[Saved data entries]

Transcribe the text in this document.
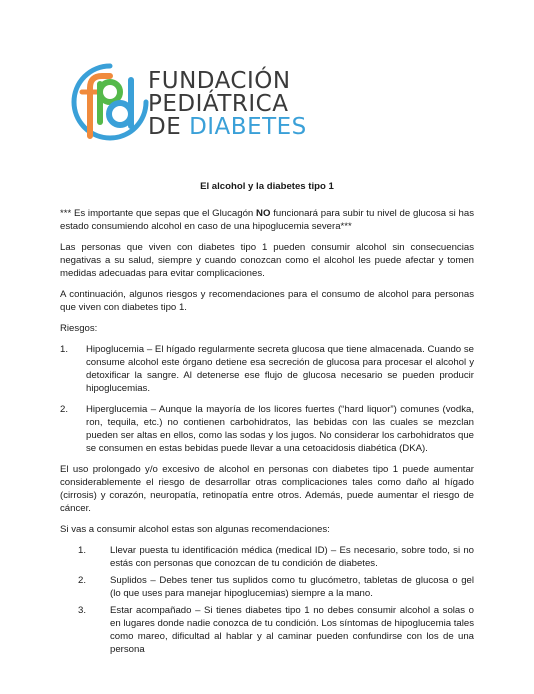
FUNDACIÓN
PEDIÁTRICA
DE DIABETES
El alcohol y la diabetes tipo 1

*** Es importante que sepas que el Glucagón NO funcionará para subir tu nivel de glucosa si has estado consumiendo alcohol en caso de una hipoglucemia severa***

Las personas que viven con diabetes tipo 1 pueden consumir alcohol sin consecuencias negativas a su salud, siempre y cuando conozcan como el alcohol les puede afectar y tomen medidas adecuadas para evitar complicaciones.

A continuación, algunos riesgos y recomendaciones para el consumo de alcohol para personas que viven con diabetes tipo 1.

Riesgos:

1.	Hipoglucemia – El hígado regularmente secreta glucosa que tiene almacenada. Cuando se consume alcohol este órgano detiene esa secreción de glucosa para procesar el alcohol y detoxificar la sangre. Al detenerse ese flujo de glucosa necesario se pueden producir hipoglucemias.
2.	Hiperglucemia – Aunque la mayoría de los licores fuertes (“hard liquor”) comunes (vodka, ron, tequila, etc.) no contienen carbohidratos, las bebidas con las cuales se mezclan pueden ser altas en ellos, como las sodas y los jugos. No considerar los carbohidratos que se consumen en estas bebidas puede llevar a una cetoacidosis diabética (DKA).

El uso prolongado y/o excesivo de alcohol en personas con diabetes tipo 1 puede aumentar considerablemente el riesgo de desarrollar otras complicaciones tales como daño al hígado (cirrosis) y corazón, neuropatía, retinopatía entre otros. Además, puede aumentar el riesgo de cáncer.

Si vas a consumir alcohol estas son algunas recomendaciones:

1.	Llevar puesta tu identificación médica (medical ID) – Es necesario, sobre todo, si no estás con personas que conozcan de tu condición de diabetes.
2.	Suplidos – Debes tener tus suplidos como tu glucómetro, tabletas de glucosa o gel (lo que uses para manejar hipoglucemias) siempre a la mano.
3.	Estar acompañado – Si tienes diabetes tipo 1 no debes consumir alcohol a solas o en lugares donde nadie conozca de tu condición. Los síntomas de hipoglucemia tales como mareo, dificultad al hablar y al caminar pueden confundirse con los de una persona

- [Goal]: Repeat the records above exactly, leaving out any pictures they contain.

- [Final result]:
Transcribe the text in this document.
FUNDACIÓN
PEDIÁTRICA
DE DIABETES
El alcohol y la diabetes tipo 1

*** Es importante que sepas que el Glucagón NO funcionará para subir tu nivel de glucosa si has estado consumiendo alcohol en caso de una hipoglucemia severa***

Las personas que viven con diabetes tipo 1 pueden consumir alcohol sin consecuencias negativas a su salud, siempre y cuando conozcan como el alcohol les puede afectar y tomen medidas adecuadas para evitar complicaciones.

A continuación, algunos riesgos y recomendaciones para el consumo de alcohol para personas que viven con diabetes tipo 1.

Riesgos:

1.	Hipoglucemia – El hígado regularmente secreta glucosa que tiene almacenada. Cuando se consume alcohol este órgano detiene esa secreción de glucosa para procesar el alcohol y detoxificar la sangre. Al detenerse ese flujo de glucosa necesario se pueden producir hipoglucemias.
2.	Hiperglucemia – Aunque la mayoría de los licores fuertes (“hard liquor”) comunes (vodka, ron, tequila, etc.) no contienen carbohidratos, las bebidas con las cuales se mezclan pueden ser altas en ellos, como las sodas y los jugos. No considerar los carbohidratos que se consumen en estas bebidas puede llevar a una cetoacidosis diabética (DKA).

El uso prolongado y/o excesivo de alcohol en personas con diabetes tipo 1 puede aumentar considerablemente el riesgo de desarrollar otras complicaciones tales como daño al hígado (cirrosis) y corazón, neuropatía, retinopatía entre otros. Además, puede aumentar el riesgo de cáncer.

Si vas a consumir alcohol estas son algunas recomendaciones:

1.	Llevar puesta tu identificación médica (medical ID) – Es necesario, sobre todo, si no estás con personas que conozcan de tu condición de diabetes.
2.	Suplidos – Debes tener tus suplidos como tu glucómetro, tabletas de glucosa o gel (lo que uses para manejar hipoglucemias) siempre a la mano.
3.	Estar acompañado – Si tienes diabetes tipo 1 no debes consumir alcohol a solas o en lugares donde nadie conozca de tu condición. Los síntomas de hipoglucemia tales como mareo, dificultad al hablar y al caminar pueden confundirse con los de una persona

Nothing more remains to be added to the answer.